# Work instructions:
Skip every image and restate the data word for word.

# Records shown:
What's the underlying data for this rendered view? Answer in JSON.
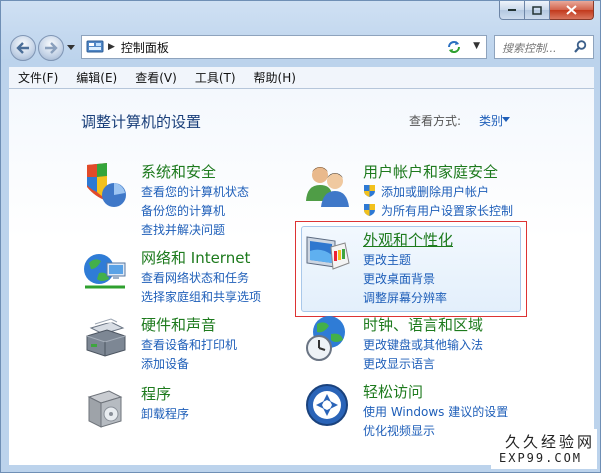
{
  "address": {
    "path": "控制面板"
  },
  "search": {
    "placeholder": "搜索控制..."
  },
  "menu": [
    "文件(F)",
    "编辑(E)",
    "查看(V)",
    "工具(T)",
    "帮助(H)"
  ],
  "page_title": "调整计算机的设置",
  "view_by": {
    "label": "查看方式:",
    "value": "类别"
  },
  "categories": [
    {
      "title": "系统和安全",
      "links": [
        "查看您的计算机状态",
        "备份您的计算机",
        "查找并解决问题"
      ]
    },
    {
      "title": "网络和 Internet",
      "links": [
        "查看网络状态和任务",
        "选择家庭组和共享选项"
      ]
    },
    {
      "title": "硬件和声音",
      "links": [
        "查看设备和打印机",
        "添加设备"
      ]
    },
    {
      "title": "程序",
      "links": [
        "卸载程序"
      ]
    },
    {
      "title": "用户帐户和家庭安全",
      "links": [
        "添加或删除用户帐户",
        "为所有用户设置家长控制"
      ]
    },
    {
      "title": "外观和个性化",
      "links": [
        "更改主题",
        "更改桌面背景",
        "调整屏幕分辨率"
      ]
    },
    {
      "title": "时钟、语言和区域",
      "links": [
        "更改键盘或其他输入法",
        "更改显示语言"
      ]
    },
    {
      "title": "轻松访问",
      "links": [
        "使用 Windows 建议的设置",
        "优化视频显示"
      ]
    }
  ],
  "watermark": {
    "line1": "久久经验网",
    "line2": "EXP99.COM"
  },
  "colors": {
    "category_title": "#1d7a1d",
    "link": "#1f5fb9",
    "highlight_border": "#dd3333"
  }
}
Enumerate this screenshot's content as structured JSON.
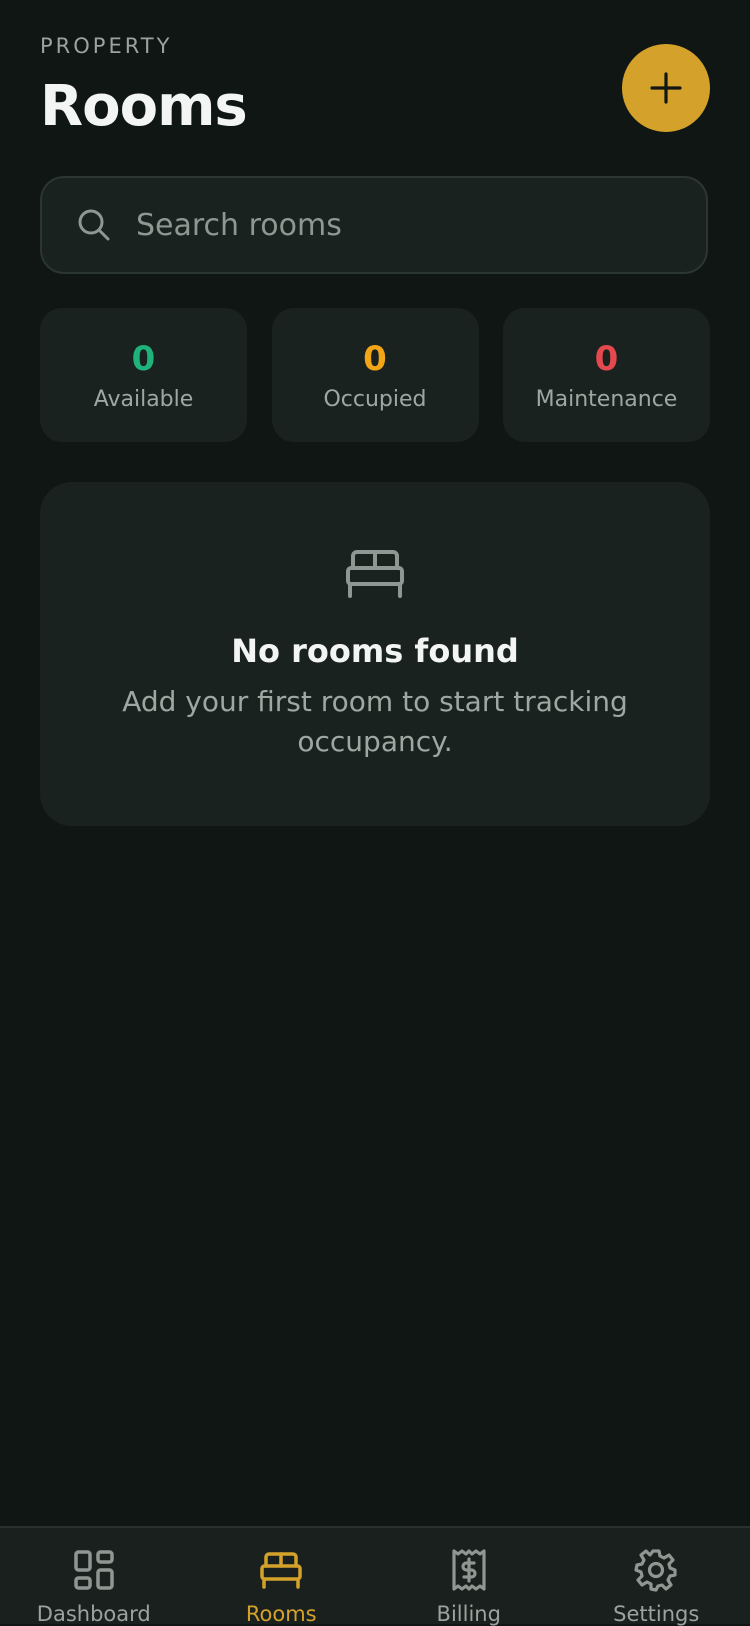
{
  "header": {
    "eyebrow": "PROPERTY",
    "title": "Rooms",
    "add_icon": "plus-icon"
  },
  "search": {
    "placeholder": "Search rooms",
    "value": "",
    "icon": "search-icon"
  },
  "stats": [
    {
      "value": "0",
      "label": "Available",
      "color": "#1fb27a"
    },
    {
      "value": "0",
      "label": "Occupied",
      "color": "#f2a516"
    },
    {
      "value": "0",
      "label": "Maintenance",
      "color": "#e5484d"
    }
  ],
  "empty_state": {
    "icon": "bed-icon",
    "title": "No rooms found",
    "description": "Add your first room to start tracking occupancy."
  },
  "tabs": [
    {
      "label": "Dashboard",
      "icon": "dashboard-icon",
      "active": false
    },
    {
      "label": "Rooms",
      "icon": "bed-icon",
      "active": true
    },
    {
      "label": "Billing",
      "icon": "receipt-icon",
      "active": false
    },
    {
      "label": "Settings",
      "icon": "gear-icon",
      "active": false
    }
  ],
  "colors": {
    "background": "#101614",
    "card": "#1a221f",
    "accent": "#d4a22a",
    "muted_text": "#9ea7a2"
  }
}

# Reply:
What's the underlying data for this rendered view? Answer in JSON.
{
  "address": {
    "path": "控制面板"
  },
  "search": {
    "placeholder": "搜索控制..."
  },
  "menu": [
    "文件(F)",
    "编辑(E)",
    "查看(V)",
    "工具(T)",
    "帮助(H)"
  ],
  "page_title": "调整计算机的设置",
  "view_by": {
    "label": "查看方式:",
    "value": "类别"
  },
  "categories": [
    {
      "title": "系统和安全",
      "links": [
        "查看您的计算机状态",
        "备份您的计算机",
        "查找并解决问题"
      ]
    },
    {
      "title": "网络和 Internet",
      "links": [
        "查看网络状态和任务",
        "选择家庭组和共享选项"
      ]
    },
    {
      "title": "硬件和声音",
      "links": [
        "查看设备和打印机",
        "添加设备"
      ]
    },
    {
      "title": "程序",
      "links": [
        "卸载程序"
      ]
    },
    {
      "title": "用户帐户和家庭安全",
      "links": [
        "添加或删除用户帐户",
        "为所有用户设置家长控制"
      ]
    },
    {
      "title": "外观和个性化",
      "links": [
        "更改主题",
        "更改桌面背景",
        "调整屏幕分辨率"
      ]
    },
    {
      "title": "时钟、语言和区域",
      "links": [
        "更改键盘或其他输入法",
        "更改显示语言"
      ]
    },
    {
      "title": "轻松访问",
      "links": [
        "使用 Windows 建议的设置",
        "优化视频显示"
      ]
    }
  ],
  "watermark": {
    "line1": "久久经验网",
    "line2": "EXP99.COM"
  },
  "colors": {
    "category_title": "#1d7a1d",
    "link": "#1f5fb9",
    "highlight_border": "#dd3333"
  }
}
Enumerate this screenshot's content as structured JSON.
{
  "header": {
    "eyebrow": "PROPERTY",
    "title": "Rooms",
    "add_icon": "plus-icon"
  },
  "search": {
    "placeholder": "Search rooms",
    "value": "",
    "icon": "search-icon"
  },
  "stats": [
    {
      "value": "0",
      "label": "Available",
      "color": "#1fb27a"
    },
    {
      "value": "0",
      "label": "Occupied",
      "color": "#f2a516"
    },
    {
      "value": "0",
      "label": "Maintenance",
      "color": "#e5484d"
    }
  ],
  "empty_state": {
    "icon": "bed-icon",
    "title": "No rooms found",
    "description": "Add your first room to start tracking occupancy."
  },
  "tabs": [
    {
      "label": "Dashboard",
      "icon": "dashboard-icon",
      "active": false
    },
    {
      "label": "Rooms",
      "icon": "bed-icon",
      "active": true
    },
    {
      "label": "Billing",
      "icon": "receipt-icon",
      "active": false
    },
    {
      "label": "Settings",
      "icon": "gear-icon",
      "active": false
    }
  ],
  "colors": {
    "background": "#101614",
    "card": "#1a221f",
    "accent": "#d4a22a",
    "muted_text": "#9ea7a2"
  }
}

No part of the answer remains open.